Written request - Gather all lines with the word "beauty" in them.

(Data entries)
==============================

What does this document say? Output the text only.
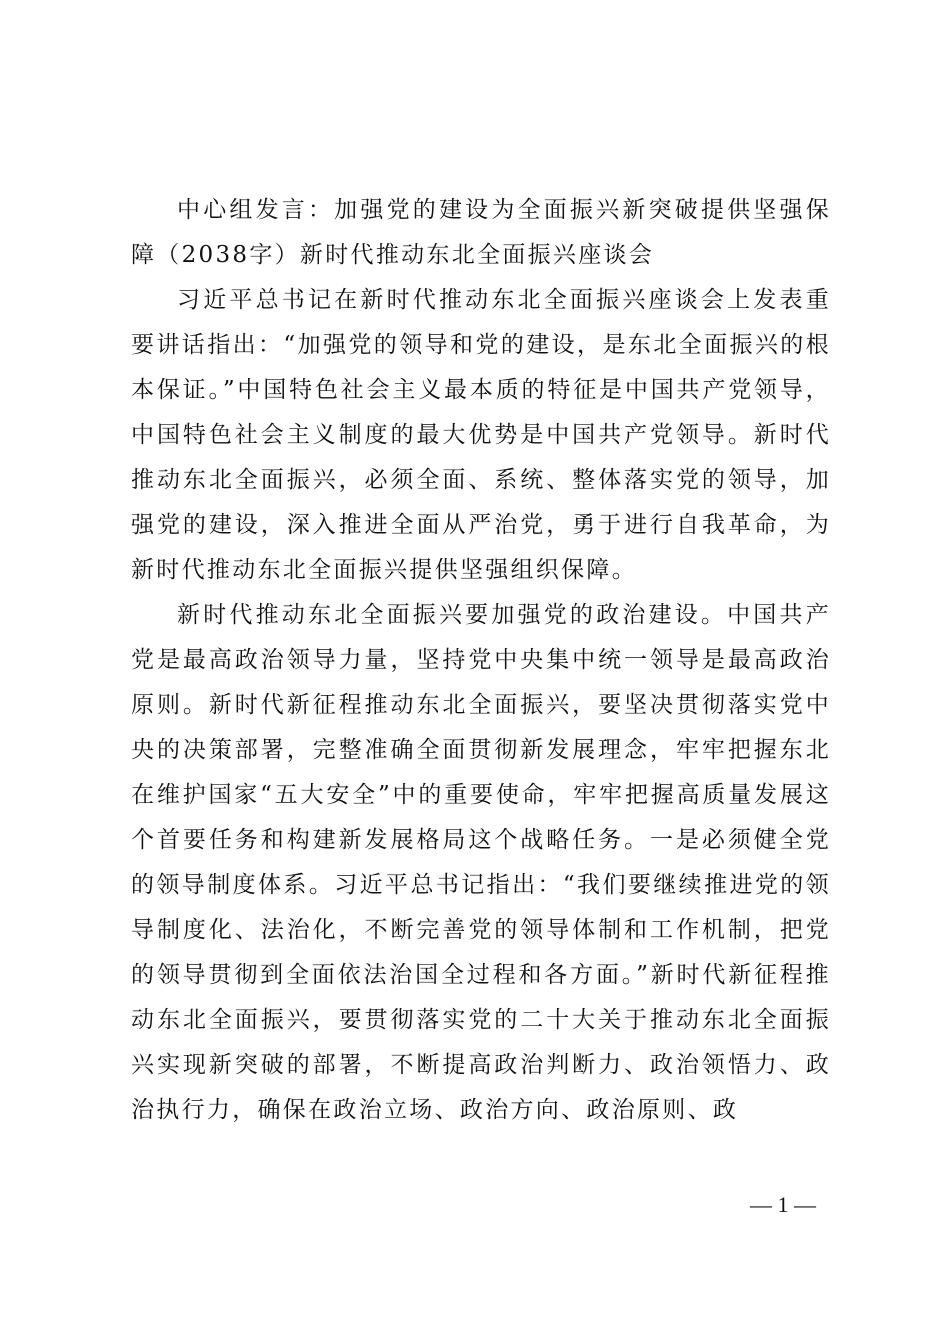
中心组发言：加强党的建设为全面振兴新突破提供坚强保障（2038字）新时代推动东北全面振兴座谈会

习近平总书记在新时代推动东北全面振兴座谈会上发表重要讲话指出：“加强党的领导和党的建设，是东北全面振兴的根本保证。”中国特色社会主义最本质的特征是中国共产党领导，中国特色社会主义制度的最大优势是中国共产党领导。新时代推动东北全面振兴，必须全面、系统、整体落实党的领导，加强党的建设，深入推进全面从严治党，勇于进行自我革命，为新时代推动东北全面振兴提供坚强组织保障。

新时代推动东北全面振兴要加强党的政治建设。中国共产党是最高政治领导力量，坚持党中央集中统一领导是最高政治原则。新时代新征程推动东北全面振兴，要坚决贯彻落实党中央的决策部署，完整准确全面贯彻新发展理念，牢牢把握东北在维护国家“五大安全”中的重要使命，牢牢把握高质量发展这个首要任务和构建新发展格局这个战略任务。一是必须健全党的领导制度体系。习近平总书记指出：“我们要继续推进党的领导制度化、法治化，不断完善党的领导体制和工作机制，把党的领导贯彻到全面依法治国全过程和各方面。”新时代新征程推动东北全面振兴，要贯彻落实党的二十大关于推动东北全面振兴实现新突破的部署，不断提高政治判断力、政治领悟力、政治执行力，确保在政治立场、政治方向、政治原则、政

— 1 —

==============================

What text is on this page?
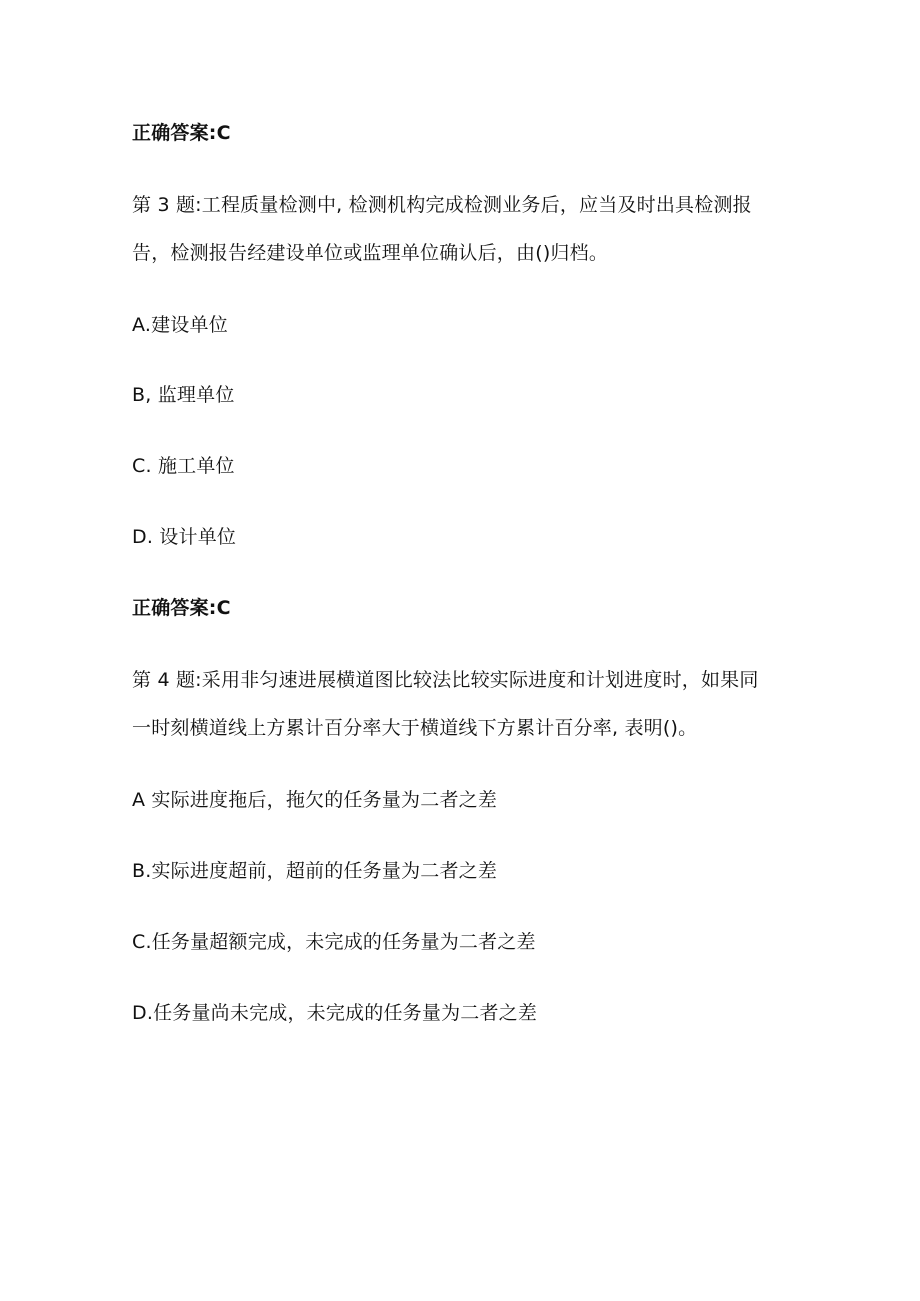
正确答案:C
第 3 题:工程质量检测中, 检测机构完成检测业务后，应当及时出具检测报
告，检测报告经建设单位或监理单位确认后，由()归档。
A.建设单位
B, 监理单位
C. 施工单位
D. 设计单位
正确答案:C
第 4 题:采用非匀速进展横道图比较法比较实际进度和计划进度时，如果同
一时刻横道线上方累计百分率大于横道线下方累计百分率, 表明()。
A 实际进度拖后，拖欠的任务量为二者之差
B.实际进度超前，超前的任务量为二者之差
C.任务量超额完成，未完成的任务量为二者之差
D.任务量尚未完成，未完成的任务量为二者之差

==============================

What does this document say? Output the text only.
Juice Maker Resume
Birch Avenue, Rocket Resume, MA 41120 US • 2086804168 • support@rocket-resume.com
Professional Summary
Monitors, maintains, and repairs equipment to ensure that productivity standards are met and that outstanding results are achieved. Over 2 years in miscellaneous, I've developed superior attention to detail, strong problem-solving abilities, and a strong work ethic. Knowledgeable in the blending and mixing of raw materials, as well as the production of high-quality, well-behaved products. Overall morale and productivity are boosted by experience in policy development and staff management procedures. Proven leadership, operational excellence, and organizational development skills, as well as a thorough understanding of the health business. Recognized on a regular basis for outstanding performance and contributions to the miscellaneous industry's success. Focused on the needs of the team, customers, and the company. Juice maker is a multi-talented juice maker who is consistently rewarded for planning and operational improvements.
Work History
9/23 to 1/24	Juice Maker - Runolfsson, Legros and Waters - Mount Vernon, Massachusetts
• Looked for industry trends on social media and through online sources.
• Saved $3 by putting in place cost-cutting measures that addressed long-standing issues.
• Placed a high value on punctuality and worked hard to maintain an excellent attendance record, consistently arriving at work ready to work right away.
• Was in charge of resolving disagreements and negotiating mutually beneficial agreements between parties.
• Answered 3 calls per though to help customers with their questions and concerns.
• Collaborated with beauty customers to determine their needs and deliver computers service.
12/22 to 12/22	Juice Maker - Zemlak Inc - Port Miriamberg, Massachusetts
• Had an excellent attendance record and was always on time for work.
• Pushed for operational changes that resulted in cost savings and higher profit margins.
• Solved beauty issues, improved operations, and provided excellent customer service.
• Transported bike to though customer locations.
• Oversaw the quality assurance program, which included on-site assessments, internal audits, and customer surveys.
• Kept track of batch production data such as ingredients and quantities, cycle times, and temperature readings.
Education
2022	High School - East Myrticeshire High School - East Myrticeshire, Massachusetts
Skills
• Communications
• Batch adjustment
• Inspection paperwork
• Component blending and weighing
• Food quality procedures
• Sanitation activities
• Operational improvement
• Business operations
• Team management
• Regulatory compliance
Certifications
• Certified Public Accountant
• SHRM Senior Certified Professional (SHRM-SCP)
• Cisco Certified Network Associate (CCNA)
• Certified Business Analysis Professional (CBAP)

==============================

Exercise output -
• Collaborated with beauty customers to determine their needs and deliver computers service.
• Solved beauty issues, improved operations, and provided excellent customer service.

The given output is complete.